- **DATA RECORDS**:
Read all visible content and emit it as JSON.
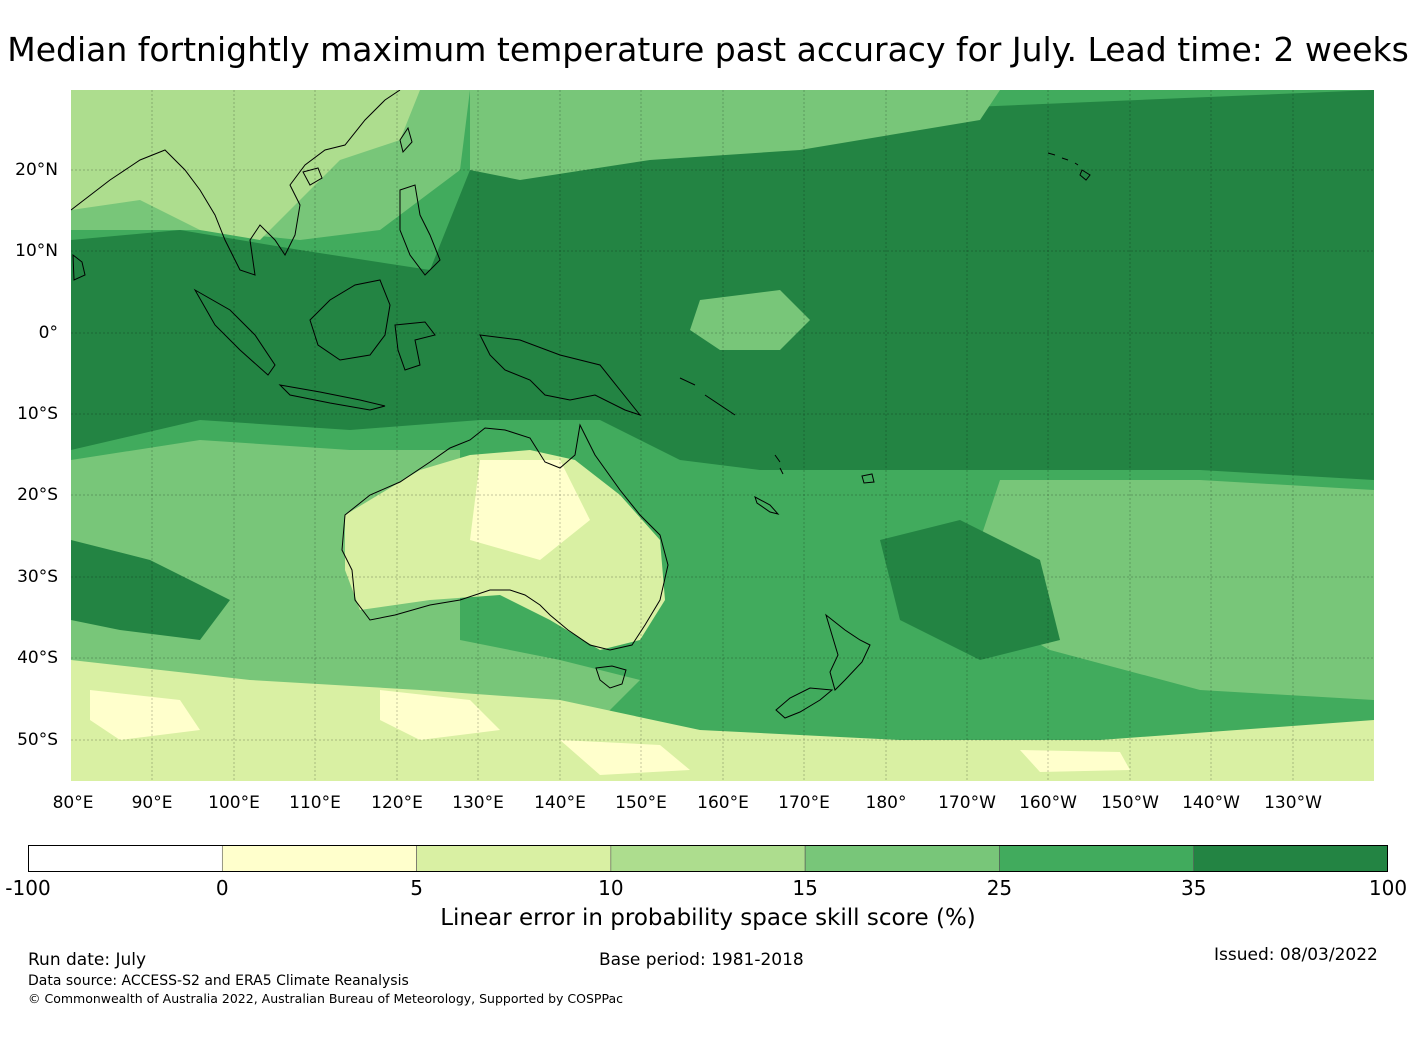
{
  "title": "Median fortnightly maximum temperature past accuracy for July. Lead time: 2 weeks",
  "map": {
    "lat_labels": [
      "20°N",
      "10°N",
      "0°",
      "10°S",
      "20°S",
      "30°S",
      "40°S",
      "50°S"
    ],
    "lon_labels": [
      "80°E",
      "90°E",
      "100°E",
      "110°E",
      "120°E",
      "130°E",
      "140°E",
      "150°E",
      "160°E",
      "170°E",
      "180°",
      "170°W",
      "160°W",
      "150°W",
      "140°W",
      "130°W"
    ]
  },
  "colorbar": {
    "ticks": [
      "-100",
      "0",
      "5",
      "10",
      "15",
      "25",
      "35",
      "100"
    ],
    "colors": [
      "#ffffff",
      "#ffffcc",
      "#d9f0a3",
      "#addd8e",
      "#78c679",
      "#41ab5d",
      "#238443"
    ],
    "label": "Linear error in probability space skill score (%)"
  },
  "footer": {
    "run_date": "Run date: July",
    "base_period": "Base period: 1981-2018",
    "issued": "Issued: 08/03/2022",
    "data_source": "Data source: ACCESS-S2 and ERA5 Climate Reanalysis",
    "copyright": "© Commonwealth of Australia 2022, Australian Bureau of Meteorology, Supported by COSPPac"
  }
}
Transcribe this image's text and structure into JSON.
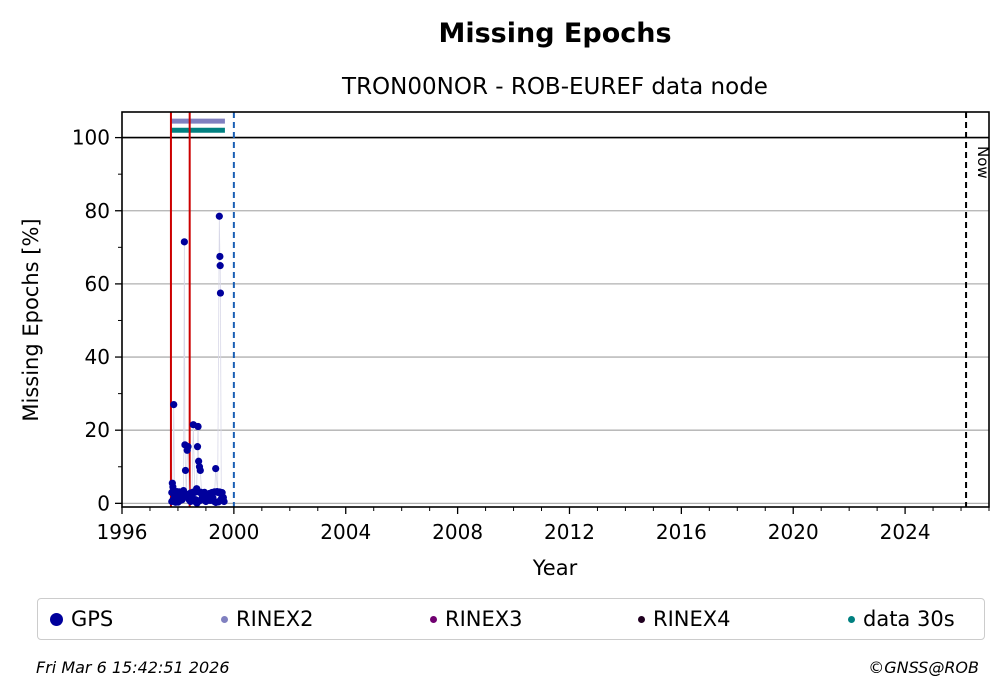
{
  "chart_data": {
    "type": "scatter",
    "title": "Missing Epochs",
    "subtitle": "TRON00NOR - ROB-EUREF data node",
    "xlabel": "Year",
    "ylabel": "Missing Epochs [%]",
    "xlim": [
      1996.0,
      2027.0
    ],
    "ylim": [
      -1,
      107
    ],
    "xticks": [
      1996,
      2000,
      2004,
      2008,
      2012,
      2016,
      2020,
      2024
    ],
    "yticks": [
      0,
      20,
      40,
      60,
      80,
      100
    ],
    "grid": "horizontal",
    "reference_line_y": 100,
    "now_line_x": 2026.18,
    "now_label": "Now",
    "end_line_x": 2000.0,
    "event_lines_x": [
      1997.75,
      1998.42
    ],
    "rinex2_bar": {
      "y": 104.5,
      "x": [
        1997.75,
        1999.68
      ]
    },
    "data30s_bar": {
      "y": 102,
      "x": [
        1997.75,
        1999.68
      ]
    },
    "series": [
      {
        "name": "GPS",
        "color": "#00009c",
        "points": [
          [
            1997.78,
            0.5
          ],
          [
            1997.8,
            5.5
          ],
          [
            1997.82,
            4.5
          ],
          [
            1997.85,
            27
          ],
          [
            1997.88,
            2
          ],
          [
            1997.92,
            1
          ],
          [
            1997.97,
            0.5
          ],
          [
            1998.02,
            1.5
          ],
          [
            1998.08,
            0.8
          ],
          [
            1998.15,
            1
          ],
          [
            1998.2,
            3.5
          ],
          [
            1998.23,
            71.5
          ],
          [
            1998.25,
            16
          ],
          [
            1998.27,
            9
          ],
          [
            1998.3,
            2
          ],
          [
            1998.33,
            14.5
          ],
          [
            1998.36,
            15.5
          ],
          [
            1998.4,
            1
          ],
          [
            1998.45,
            0.5
          ],
          [
            1998.5,
            2
          ],
          [
            1998.55,
            21.5
          ],
          [
            1998.6,
            3
          ],
          [
            1998.63,
            1
          ],
          [
            1998.67,
            4
          ],
          [
            1998.7,
            15.5
          ],
          [
            1998.72,
            21
          ],
          [
            1998.74,
            11.5
          ],
          [
            1998.77,
            10
          ],
          [
            1998.8,
            9
          ],
          [
            1998.85,
            2.5
          ],
          [
            1998.9,
            1
          ],
          [
            1998.95,
            3
          ],
          [
            1999.0,
            0.5
          ],
          [
            1999.05,
            2
          ],
          [
            1999.1,
            1
          ],
          [
            1999.15,
            0.8
          ],
          [
            1999.2,
            2
          ],
          [
            1999.25,
            1.5
          ],
          [
            1999.3,
            0.5
          ],
          [
            1999.35,
            9.5
          ],
          [
            1999.42,
            3
          ],
          [
            1999.48,
            78.5
          ],
          [
            1999.5,
            67.5
          ],
          [
            1999.51,
            65
          ],
          [
            1999.52,
            57.5
          ],
          [
            1999.55,
            2.5
          ],
          [
            1999.6,
            1
          ],
          [
            1999.65,
            0.5
          ]
        ]
      },
      {
        "name": "RINEX2",
        "color": "#8080c0"
      },
      {
        "name": "RINEX3",
        "color": "#700070"
      },
      {
        "name": "RINEX4",
        "color": "#200020"
      },
      {
        "name": "data 30s",
        "color": "#008080"
      }
    ]
  },
  "footer": {
    "timestamp": "Fri Mar  6 15:42:51 2026",
    "copyright": "©GNSS@ROB"
  }
}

- **TASK**: Which lines of the data above contain "name"? Copy each one.

- **SOLVED EXERCISE**:
        "name": "GPS",
        "name": "RINEX2",
        "name": "RINEX3",
        "name": "RINEX4",
        "name": "data 30s",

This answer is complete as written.